- Short task -
Give the number of lines in the listing below that include the word "Будущее", with nothing more.

- Rows -

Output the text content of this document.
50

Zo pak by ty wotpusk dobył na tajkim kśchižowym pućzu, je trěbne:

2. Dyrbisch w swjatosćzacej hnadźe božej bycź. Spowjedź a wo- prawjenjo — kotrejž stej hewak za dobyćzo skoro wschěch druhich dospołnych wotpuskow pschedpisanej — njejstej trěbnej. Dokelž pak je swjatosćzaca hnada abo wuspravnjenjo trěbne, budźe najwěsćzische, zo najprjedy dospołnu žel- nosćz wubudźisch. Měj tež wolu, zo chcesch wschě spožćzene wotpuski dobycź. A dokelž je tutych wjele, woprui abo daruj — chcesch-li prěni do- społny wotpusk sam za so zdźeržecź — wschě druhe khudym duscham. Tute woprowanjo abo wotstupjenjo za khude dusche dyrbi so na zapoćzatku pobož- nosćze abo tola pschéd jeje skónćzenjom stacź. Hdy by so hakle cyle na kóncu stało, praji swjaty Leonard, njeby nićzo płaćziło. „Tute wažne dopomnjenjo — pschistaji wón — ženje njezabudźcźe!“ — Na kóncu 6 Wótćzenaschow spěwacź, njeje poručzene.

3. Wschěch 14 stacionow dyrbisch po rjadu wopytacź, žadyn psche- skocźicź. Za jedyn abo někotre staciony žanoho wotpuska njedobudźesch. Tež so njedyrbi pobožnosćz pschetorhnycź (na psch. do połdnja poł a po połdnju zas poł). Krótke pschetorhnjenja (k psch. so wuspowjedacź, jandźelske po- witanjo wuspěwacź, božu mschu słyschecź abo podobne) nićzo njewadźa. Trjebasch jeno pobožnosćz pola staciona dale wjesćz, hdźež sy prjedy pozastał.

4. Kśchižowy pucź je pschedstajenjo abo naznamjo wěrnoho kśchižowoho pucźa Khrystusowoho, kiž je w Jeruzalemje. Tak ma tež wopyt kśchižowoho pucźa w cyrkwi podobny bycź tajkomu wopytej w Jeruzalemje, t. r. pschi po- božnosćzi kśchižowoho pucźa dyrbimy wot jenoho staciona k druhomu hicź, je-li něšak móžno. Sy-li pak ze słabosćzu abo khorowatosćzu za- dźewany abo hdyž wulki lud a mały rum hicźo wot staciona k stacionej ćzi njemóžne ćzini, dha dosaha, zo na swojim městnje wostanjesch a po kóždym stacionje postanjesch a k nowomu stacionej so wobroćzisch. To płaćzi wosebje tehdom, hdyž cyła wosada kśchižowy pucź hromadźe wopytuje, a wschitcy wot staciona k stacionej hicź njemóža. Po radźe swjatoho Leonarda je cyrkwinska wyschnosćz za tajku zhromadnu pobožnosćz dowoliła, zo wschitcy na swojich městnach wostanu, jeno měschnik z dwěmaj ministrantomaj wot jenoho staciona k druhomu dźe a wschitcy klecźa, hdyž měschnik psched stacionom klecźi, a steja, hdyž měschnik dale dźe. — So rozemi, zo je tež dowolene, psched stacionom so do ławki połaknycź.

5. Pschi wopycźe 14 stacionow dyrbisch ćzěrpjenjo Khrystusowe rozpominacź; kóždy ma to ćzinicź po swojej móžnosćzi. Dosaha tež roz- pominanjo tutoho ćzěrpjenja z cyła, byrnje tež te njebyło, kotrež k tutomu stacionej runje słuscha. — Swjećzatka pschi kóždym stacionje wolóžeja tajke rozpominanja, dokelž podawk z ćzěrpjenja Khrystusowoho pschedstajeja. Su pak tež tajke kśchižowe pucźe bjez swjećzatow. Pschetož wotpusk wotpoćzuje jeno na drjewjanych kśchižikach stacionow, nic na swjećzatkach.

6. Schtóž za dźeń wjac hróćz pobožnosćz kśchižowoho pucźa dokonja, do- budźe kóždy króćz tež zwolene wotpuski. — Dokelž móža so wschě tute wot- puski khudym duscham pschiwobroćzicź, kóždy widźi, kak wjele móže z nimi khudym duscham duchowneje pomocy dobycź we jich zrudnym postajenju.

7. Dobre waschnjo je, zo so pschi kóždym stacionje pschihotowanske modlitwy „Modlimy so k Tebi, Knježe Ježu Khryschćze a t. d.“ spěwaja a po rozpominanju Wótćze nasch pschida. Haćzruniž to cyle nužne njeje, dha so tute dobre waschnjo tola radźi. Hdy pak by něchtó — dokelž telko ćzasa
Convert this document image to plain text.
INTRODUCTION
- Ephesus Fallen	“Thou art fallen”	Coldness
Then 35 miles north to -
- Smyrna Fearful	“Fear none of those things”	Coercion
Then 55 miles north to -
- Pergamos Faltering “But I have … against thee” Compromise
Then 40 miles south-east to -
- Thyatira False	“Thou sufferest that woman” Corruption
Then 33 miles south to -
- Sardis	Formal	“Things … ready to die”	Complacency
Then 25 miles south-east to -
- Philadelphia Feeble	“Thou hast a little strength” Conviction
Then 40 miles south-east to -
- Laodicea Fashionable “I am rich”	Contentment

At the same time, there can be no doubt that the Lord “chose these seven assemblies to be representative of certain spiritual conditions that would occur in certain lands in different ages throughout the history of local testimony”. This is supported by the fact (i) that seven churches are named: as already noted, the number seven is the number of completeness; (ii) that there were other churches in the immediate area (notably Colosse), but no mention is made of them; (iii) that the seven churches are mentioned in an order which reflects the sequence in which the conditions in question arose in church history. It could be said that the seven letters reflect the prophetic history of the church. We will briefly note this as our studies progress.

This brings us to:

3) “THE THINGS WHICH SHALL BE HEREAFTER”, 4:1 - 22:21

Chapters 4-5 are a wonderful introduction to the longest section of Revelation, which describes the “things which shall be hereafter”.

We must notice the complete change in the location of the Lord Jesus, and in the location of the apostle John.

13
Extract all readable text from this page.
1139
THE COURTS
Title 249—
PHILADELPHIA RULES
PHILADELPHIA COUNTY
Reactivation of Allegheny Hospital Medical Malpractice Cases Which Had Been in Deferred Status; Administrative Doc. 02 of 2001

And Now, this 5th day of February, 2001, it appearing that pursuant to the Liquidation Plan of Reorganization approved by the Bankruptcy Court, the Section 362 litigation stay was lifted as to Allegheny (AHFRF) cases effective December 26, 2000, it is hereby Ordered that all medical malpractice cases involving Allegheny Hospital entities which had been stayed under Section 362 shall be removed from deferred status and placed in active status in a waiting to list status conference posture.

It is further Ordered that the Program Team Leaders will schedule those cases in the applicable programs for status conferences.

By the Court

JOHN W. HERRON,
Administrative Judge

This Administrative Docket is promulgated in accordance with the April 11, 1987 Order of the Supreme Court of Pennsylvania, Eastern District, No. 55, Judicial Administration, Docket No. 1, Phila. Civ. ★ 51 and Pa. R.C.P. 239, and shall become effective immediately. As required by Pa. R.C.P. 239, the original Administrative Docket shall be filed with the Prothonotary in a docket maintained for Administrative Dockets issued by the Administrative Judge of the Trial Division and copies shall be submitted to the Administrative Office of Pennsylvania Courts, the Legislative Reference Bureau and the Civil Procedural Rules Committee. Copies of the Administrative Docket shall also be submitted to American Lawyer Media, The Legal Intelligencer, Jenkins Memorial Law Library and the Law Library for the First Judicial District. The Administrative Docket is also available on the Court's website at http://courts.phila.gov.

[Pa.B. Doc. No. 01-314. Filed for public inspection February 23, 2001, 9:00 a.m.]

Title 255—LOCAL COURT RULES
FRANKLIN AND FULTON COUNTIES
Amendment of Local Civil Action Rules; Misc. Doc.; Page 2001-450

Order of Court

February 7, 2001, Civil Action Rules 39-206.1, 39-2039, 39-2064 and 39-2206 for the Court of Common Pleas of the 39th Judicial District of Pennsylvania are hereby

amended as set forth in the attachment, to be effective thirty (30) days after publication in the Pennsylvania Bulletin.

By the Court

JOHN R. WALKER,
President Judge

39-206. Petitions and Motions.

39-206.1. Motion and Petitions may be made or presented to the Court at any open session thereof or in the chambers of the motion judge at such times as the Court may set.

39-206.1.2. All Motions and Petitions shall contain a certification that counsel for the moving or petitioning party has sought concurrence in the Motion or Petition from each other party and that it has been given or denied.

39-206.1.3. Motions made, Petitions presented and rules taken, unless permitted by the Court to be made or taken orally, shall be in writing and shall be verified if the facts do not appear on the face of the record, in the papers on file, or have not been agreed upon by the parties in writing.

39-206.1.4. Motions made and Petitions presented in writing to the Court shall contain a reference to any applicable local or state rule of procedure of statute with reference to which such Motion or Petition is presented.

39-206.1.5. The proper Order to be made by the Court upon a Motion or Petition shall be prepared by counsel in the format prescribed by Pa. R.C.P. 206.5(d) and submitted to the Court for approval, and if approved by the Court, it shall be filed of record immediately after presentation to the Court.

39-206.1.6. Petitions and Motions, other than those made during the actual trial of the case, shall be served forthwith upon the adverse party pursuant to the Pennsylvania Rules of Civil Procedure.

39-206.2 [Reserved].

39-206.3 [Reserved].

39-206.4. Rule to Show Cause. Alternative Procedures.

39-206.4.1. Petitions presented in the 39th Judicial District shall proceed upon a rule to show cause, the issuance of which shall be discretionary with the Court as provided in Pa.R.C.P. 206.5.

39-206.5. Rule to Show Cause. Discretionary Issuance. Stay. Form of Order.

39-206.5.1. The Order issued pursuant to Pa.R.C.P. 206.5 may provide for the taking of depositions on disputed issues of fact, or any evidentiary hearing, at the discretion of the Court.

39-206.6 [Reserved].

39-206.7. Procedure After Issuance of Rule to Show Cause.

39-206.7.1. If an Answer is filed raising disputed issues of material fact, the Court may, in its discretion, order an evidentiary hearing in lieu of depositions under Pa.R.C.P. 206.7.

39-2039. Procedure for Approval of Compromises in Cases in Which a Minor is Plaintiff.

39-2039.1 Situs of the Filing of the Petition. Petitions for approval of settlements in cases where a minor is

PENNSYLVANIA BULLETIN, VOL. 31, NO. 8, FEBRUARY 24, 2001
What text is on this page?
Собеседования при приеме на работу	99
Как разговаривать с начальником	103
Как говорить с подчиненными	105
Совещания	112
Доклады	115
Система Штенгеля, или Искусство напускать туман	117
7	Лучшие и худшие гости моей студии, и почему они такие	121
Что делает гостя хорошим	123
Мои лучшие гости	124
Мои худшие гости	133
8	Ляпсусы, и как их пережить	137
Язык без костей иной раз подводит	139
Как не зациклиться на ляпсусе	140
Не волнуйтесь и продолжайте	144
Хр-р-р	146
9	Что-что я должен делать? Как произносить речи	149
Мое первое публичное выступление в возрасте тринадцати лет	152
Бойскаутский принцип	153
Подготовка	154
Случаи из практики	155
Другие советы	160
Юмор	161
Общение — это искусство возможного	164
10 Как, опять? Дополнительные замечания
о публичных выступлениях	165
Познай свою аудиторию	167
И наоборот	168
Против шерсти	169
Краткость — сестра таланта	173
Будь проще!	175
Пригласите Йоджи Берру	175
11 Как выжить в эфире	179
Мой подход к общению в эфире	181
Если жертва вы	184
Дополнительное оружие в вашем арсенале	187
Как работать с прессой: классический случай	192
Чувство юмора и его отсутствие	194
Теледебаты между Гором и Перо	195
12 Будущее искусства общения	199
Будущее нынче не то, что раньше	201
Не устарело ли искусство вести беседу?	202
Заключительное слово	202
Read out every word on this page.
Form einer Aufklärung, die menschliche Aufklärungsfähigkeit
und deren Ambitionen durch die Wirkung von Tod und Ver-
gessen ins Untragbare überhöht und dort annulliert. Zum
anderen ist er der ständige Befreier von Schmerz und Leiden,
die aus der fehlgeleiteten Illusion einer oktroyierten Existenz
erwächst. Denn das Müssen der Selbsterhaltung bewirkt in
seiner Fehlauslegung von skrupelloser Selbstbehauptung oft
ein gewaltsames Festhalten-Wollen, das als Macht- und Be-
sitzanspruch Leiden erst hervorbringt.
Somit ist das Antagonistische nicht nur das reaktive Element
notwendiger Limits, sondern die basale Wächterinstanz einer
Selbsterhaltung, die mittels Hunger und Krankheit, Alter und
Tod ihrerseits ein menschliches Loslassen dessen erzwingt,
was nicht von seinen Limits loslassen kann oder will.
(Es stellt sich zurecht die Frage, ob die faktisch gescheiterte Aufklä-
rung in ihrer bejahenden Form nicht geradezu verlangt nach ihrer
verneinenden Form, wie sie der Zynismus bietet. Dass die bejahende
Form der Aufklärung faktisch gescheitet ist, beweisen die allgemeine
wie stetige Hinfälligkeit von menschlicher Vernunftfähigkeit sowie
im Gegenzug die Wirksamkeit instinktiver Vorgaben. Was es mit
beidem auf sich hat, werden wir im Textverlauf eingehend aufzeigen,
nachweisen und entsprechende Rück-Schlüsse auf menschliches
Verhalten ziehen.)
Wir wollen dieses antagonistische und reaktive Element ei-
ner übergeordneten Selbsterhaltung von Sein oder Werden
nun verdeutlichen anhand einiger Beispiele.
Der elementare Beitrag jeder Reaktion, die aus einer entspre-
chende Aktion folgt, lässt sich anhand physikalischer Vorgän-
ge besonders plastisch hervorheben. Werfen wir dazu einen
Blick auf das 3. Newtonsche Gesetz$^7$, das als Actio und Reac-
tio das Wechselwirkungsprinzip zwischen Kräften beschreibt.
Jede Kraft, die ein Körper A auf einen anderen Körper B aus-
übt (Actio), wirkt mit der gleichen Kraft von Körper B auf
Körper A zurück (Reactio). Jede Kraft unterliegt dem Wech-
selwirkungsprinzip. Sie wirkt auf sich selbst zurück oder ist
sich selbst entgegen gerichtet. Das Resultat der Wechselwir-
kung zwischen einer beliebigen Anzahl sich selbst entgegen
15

- Task response -
2